══ Given entries
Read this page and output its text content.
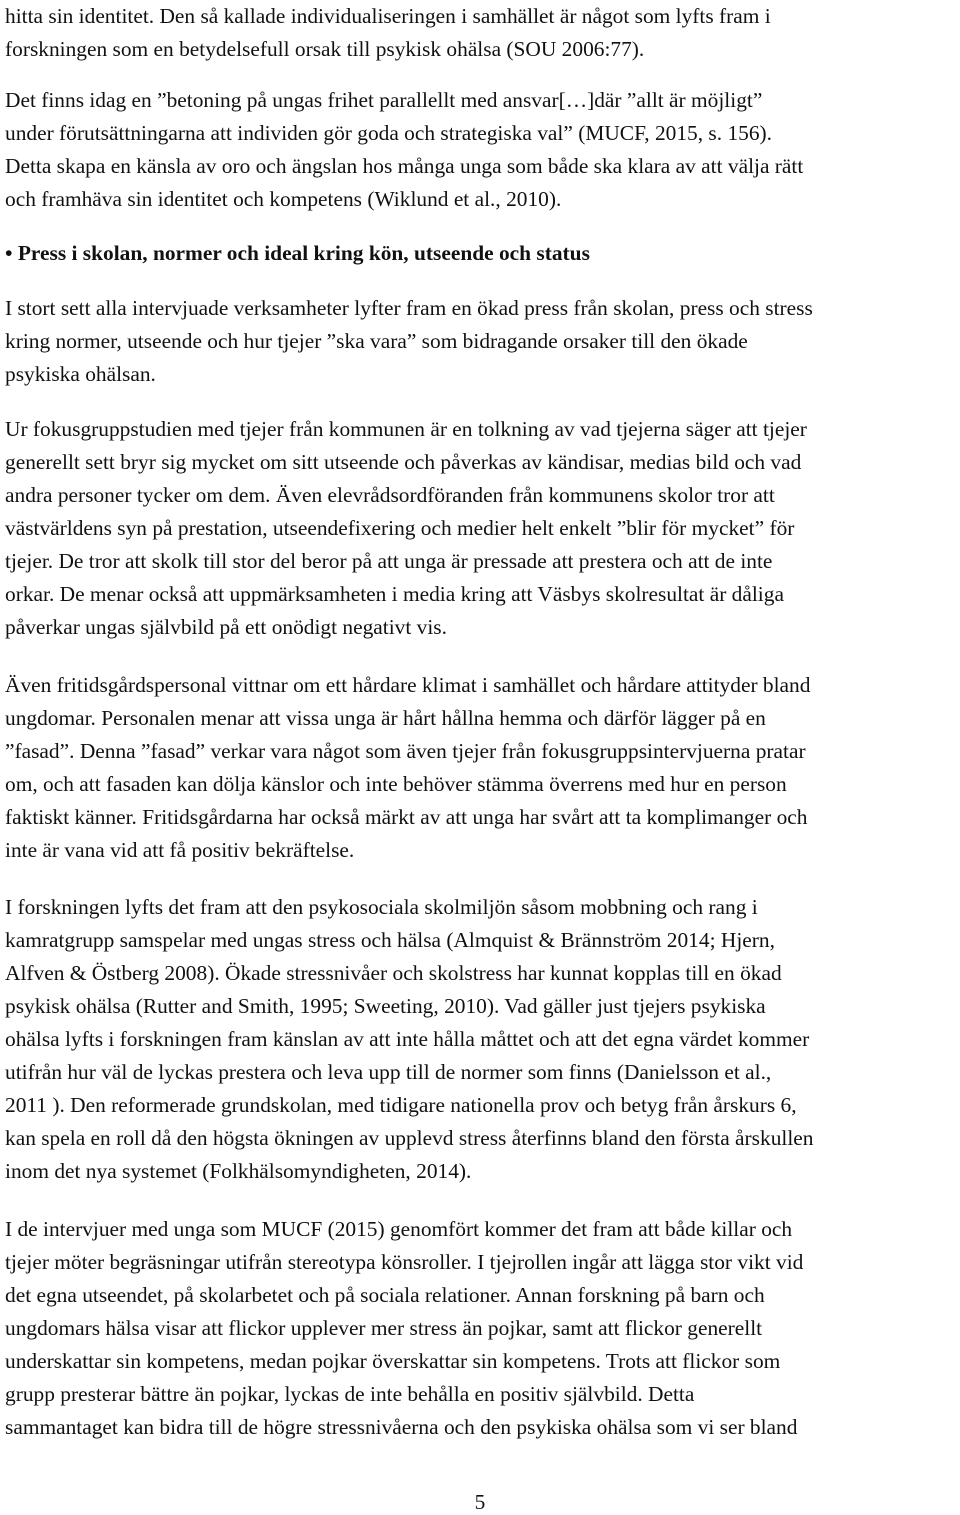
hitta sin identitet. Den så kallade individualiseringen i samhället är något som lyfts fram i
forskningen som en betydelsefull orsak till psykisk ohälsa (SOU 2006:77).
Det finns idag en ”betoning på ungas frihet parallellt med ansvar[…]där ”allt är möjligt”
under förutsättningarna att individen gör goda och strategiska val” (MUCF, 2015, s. 156).
Detta skapa en känsla av oro och ängslan hos många unga som både ska klara av att välja rätt
och framhäva sin identitet och kompetens (Wiklund et al., 2010).
• Press i skolan, normer och ideal kring kön, utseende och status
I stort sett alla intervjuade verksamheter lyfter fram en ökad press från skolan, press och stress
kring normer, utseende och hur tjejer ”ska vara” som bidragande orsaker till den ökade
psykiska ohälsan.
Ur fokusgruppstudien med tjejer från kommunen är en tolkning av vad tjejerna säger att tjejer
generellt sett bryr sig mycket om sitt utseende och påverkas av kändisar, medias bild och vad
andra personer tycker om dem. Även elevrådsordföranden från kommunens skolor tror att
västvärldens syn på prestation, utseendefixering och medier helt enkelt ”blir för mycket” för
tjejer. De tror att skolk till stor del beror på att unga är pressade att prestera och att de inte
orkar. De menar också att uppmärksamheten i media kring att Väsbys skolresultat är dåliga
påverkar ungas självbild på ett onödigt negativt vis.
Även fritidsgårdspersonal vittnar om ett hårdare klimat i samhället och hårdare attityder bland
ungdomar. Personalen menar att vissa unga är hårt hållna hemma och därför lägger på en
”fasad”. Denna ”fasad” verkar vara något som även tjejer från fokusgruppsintervjuerna pratar
om, och att fasaden kan dölja känslor och inte behöver stämma överrens med hur en person
faktiskt känner. Fritidsgårdarna har också märkt av att unga har svårt att ta komplimanger och
inte är vana vid att få positiv bekräftelse.
I forskningen lyfts det fram att den psykosociala skolmiljön såsom mobbning och rang i
kamratgrupp samspelar med ungas stress och hälsa (Almquist & Brännström 2014; Hjern,
Alfven & Östberg 2008). Ökade stressnivåer och skolstress har kunnat kopplas till en ökad
psykisk ohälsa (Rutter and Smith, 1995; Sweeting, 2010). Vad gäller just tjejers psykiska
ohälsa lyfts i forskningen fram känslan av att inte hålla måttet och att det egna värdet kommer
utifrån hur väl de lyckas prestera och leva upp till de normer som finns (Danielsson et al.,
2011 ). Den reformerade grundskolan, med tidigare nationella prov och betyg från årskurs 6,
kan spela en roll då den högsta ökningen av upplevd stress återfinns bland den första årskullen
inom det nya systemet (Folkhälsomyndigheten, 2014).
I de intervjuer med unga som MUCF (2015) genomfört kommer det fram att både killar och
tjejer möter begräsningar utifrån stereotypa könsroller. I tjejrollen ingår att lägga stor vikt vid
det egna utseendet, på skolarbetet och på sociala relationer. Annan forskning på barn och
ungdomars hälsa visar att flickor upplever mer stress än pojkar, samt att flickor generellt
underskattar sin kompetens, medan pojkar överskattar sin kompetens. Trots att flickor som
grupp presterar bättre än pojkar, lyckas de inte behålla en positiv självbild. Detta
sammantaget kan bidra till de högre stressnivåerna och den psykiska ohälsa som vi ser bland
5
════
Task to carry out:
The records above, minus their pictures, are to be returned word for word.

Solution to this exercise:
Read this page and output its text content.
hitta sin identitet. Den så kallade individualiseringen i samhället är något som lyfts fram i
forskningen som en betydelsefull orsak till psykisk ohälsa (SOU 2006:77).
Det finns idag en ”betoning på ungas frihet parallellt med ansvar[…]där ”allt är möjligt”
under förutsättningarna att individen gör goda och strategiska val” (MUCF, 2015, s. 156).
Detta skapa en känsla av oro och ängslan hos många unga som både ska klara av att välja rätt
och framhäva sin identitet och kompetens (Wiklund et al., 2010).
• Press i skolan, normer och ideal kring kön, utseende och status
I stort sett alla intervjuade verksamheter lyfter fram en ökad press från skolan, press och stress
kring normer, utseende och hur tjejer ”ska vara” som bidragande orsaker till den ökade
psykiska ohälsan.
Ur fokusgruppstudien med tjejer från kommunen är en tolkning av vad tjejerna säger att tjejer
generellt sett bryr sig mycket om sitt utseende och påverkas av kändisar, medias bild och vad
andra personer tycker om dem. Även elevrådsordföranden från kommunens skolor tror att
västvärldens syn på prestation, utseendefixering och medier helt enkelt ”blir för mycket” för
tjejer. De tror att skolk till stor del beror på att unga är pressade att prestera och att de inte
orkar. De menar också att uppmärksamheten i media kring att Väsbys skolresultat är dåliga
påverkar ungas självbild på ett onödigt negativt vis.
Även fritidsgårdspersonal vittnar om ett hårdare klimat i samhället och hårdare attityder bland
ungdomar. Personalen menar att vissa unga är hårt hållna hemma och därför lägger på en
”fasad”. Denna ”fasad” verkar vara något som även tjejer från fokusgruppsintervjuerna pratar
om, och att fasaden kan dölja känslor och inte behöver stämma överrens med hur en person
faktiskt känner. Fritidsgårdarna har också märkt av att unga har svårt att ta komplimanger och
inte är vana vid att få positiv bekräftelse.
I forskningen lyfts det fram att den psykosociala skolmiljön såsom mobbning och rang i
kamratgrupp samspelar med ungas stress och hälsa (Almquist & Brännström 2014; Hjern,
Alfven & Östberg 2008). Ökade stressnivåer och skolstress har kunnat kopplas till en ökad
psykisk ohälsa (Rutter and Smith, 1995; Sweeting, 2010). Vad gäller just tjejers psykiska
ohälsa lyfts i forskningen fram känslan av att inte hålla måttet och att det egna värdet kommer
utifrån hur väl de lyckas prestera och leva upp till de normer som finns (Danielsson et al.,
2011 ). Den reformerade grundskolan, med tidigare nationella prov och betyg från årskurs 6,
kan spela en roll då den högsta ökningen av upplevd stress återfinns bland den första årskullen
inom det nya systemet (Folkhälsomyndigheten, 2014).
I de intervjuer med unga som MUCF (2015) genomfört kommer det fram att både killar och
tjejer möter begräsningar utifrån stereotypa könsroller. I tjejrollen ingår att lägga stor vikt vid
det egna utseendet, på skolarbetet och på sociala relationer. Annan forskning på barn och
ungdomars hälsa visar att flickor upplever mer stress än pojkar, samt att flickor generellt
underskattar sin kompetens, medan pojkar överskattar sin kompetens. Trots att flickor som
grupp presterar bättre än pojkar, lyckas de inte behålla en positiv självbild. Detta
sammantaget kan bidra till de högre stressnivåerna och den psykiska ohälsa som vi ser bland
5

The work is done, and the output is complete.